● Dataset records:
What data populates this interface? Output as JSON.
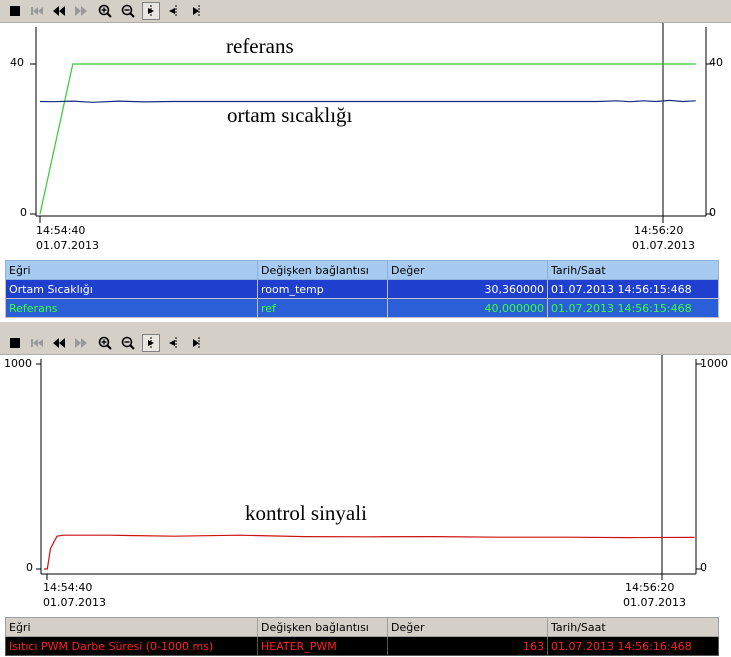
{
  "toolbar": {
    "buttons": [
      "stop-icon",
      "first-icon",
      "rewind-icon",
      "forward-icon",
      "zoom-in-icon",
      "zoom-out-icon",
      "select-icon",
      "pan-icon",
      "cursor-icon"
    ]
  },
  "panel1": {
    "annotations": {
      "referans": "referans",
      "ortam": "ortam sıcaklığı"
    },
    "y_ticks": {
      "top": "40",
      "bottom": "0",
      "right_top": "40",
      "right_bottom": "0"
    },
    "x_start": {
      "time": "14:54:40",
      "date": "01.07.2013"
    },
    "x_end": {
      "time": "14:56:20",
      "date": "01.07.2013"
    },
    "table": {
      "headers": [
        "Eğri",
        "Değişken bağlantısı",
        "Değer",
        "Tarih/Saat"
      ],
      "rows": [
        {
          "curve": "Ortam Sıcaklığı",
          "variable": "room_temp",
          "value": "30,360000",
          "datetime": "01.07.2013 14:56:15:468",
          "color": "#ffffff",
          "bg": "#1f3fcf"
        },
        {
          "curve": "Referans",
          "variable": "ref",
          "value": "40,000000",
          "datetime": "01.07.2013 14:56:15:468",
          "color": "#39ff3a",
          "bg": "#2a5fd7"
        }
      ]
    }
  },
  "panel2": {
    "annotations": {
      "kontrol": "kontrol sinyali"
    },
    "y_ticks": {
      "top": "1000",
      "bottom": "0",
      "right_top": "1000",
      "right_bottom": "0"
    },
    "x_start": {
      "time": "14:54:40",
      "date": "01.07.2013"
    },
    "x_end": {
      "time": "14:56:20",
      "date": "01.07.2013"
    },
    "table": {
      "headers": [
        "Eğri",
        "Değişken bağlantısı",
        "Değer",
        "Tarih/Saat"
      ],
      "rows": [
        {
          "curve": "Isıtıcı PWM Darbe Süresi (0-1000 ms)",
          "variable": "HEATER_PWM",
          "value": "163",
          "datetime": "01.07.2013 14:56:16:468",
          "color": "#ff2020",
          "bg": "#000000"
        }
      ]
    }
  },
  "chart_data": [
    {
      "type": "line",
      "x_range_seconds": [
        0,
        100
      ],
      "ylim": [
        0,
        40
      ],
      "cursor_x_seconds": 95,
      "series": [
        {
          "name": "Referans",
          "color": "#33cc33",
          "x": [
            0,
            5,
            5.3,
            100
          ],
          "y": [
            0,
            40,
            40,
            40
          ]
        },
        {
          "name": "Ortam Sıcaklığı",
          "color": "#1a2a80",
          "x": [
            0,
            2,
            5,
            8,
            12,
            16,
            20,
            30,
            40,
            50,
            60,
            70,
            80,
            85,
            88,
            90,
            92,
            94,
            96,
            98,
            100
          ],
          "y": [
            30.0,
            29.95,
            30.1,
            29.8,
            30.1,
            29.9,
            30.0,
            30.0,
            30.0,
            30.0,
            30.0,
            30.0,
            30.0,
            30.0,
            30.2,
            29.95,
            30.2,
            30.0,
            30.3,
            30.0,
            30.2
          ]
        }
      ]
    },
    {
      "type": "line",
      "x_range_seconds": [
        0,
        100
      ],
      "ylim": [
        0,
        1000
      ],
      "cursor_x_seconds": 95,
      "series": [
        {
          "name": "Isıtıcı PWM Darbe Süresi (0-1000 ms)",
          "color": "#cc1111",
          "x": [
            0,
            0.5,
            1.0,
            2.0,
            3.0,
            10,
            20,
            30,
            40,
            50,
            60,
            70,
            80,
            90,
            100
          ],
          "y": [
            0,
            0,
            100,
            160,
            165,
            165,
            160,
            165,
            158,
            157,
            158,
            155,
            155,
            153,
            154
          ]
        }
      ]
    }
  ]
}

● Short task: Report the number of lines that contain "Süresi", with no other words.

● Answer to the task: 2